Short task :: Find and return each line containing "background".

Extracted entries ::
────────
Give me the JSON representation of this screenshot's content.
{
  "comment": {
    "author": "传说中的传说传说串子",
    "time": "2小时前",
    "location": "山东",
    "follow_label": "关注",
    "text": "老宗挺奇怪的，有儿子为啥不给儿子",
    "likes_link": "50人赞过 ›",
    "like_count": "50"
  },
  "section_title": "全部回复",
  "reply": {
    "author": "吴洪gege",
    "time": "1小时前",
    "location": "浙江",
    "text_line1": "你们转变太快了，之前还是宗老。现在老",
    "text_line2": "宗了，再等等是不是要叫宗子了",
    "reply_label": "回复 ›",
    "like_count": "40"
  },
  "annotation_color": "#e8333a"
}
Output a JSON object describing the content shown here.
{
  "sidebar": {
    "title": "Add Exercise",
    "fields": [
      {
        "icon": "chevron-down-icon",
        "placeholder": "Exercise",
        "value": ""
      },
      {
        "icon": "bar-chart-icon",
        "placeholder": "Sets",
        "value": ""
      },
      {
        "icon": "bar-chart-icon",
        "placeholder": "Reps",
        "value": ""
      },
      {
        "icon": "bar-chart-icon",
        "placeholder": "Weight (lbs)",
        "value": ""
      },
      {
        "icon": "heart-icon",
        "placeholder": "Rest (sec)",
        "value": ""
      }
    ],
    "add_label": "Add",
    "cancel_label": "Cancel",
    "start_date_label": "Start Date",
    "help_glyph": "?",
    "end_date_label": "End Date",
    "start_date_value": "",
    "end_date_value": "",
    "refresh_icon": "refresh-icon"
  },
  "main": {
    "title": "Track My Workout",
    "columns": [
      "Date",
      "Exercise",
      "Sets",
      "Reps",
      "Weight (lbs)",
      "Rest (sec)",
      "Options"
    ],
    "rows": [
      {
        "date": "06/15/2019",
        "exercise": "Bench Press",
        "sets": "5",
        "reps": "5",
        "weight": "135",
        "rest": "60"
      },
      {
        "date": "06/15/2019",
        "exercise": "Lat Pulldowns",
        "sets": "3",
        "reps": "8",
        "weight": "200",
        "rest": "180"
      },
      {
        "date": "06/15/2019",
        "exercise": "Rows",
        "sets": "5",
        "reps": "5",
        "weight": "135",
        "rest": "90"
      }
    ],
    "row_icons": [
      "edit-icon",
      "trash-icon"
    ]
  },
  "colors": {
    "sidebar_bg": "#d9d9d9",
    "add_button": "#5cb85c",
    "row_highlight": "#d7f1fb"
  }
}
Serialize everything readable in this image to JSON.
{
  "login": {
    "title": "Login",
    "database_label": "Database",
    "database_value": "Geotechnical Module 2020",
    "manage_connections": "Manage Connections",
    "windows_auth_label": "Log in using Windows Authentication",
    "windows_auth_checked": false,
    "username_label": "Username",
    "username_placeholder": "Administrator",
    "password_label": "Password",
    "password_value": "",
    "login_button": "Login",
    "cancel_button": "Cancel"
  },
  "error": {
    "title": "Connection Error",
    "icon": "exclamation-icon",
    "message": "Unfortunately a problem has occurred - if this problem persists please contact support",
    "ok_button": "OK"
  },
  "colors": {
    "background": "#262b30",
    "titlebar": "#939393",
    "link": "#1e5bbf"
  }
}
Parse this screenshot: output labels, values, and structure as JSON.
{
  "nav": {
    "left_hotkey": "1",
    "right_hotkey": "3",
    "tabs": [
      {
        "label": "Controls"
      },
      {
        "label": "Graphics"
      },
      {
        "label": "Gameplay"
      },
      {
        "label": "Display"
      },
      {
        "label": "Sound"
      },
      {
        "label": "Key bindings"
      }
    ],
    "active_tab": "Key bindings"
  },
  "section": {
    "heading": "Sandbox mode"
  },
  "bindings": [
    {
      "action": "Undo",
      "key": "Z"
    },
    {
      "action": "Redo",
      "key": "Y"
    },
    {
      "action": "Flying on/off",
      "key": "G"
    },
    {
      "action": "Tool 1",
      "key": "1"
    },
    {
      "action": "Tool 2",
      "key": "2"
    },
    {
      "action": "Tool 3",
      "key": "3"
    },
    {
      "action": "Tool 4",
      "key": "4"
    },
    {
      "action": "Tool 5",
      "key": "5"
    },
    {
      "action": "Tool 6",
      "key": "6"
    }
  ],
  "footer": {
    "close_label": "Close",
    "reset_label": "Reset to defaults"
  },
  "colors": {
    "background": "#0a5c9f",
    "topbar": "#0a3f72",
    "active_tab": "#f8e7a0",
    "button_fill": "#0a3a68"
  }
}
────────
Output for this exercise ::
    "background": "#262b30",
    "background": "#0a5c9f",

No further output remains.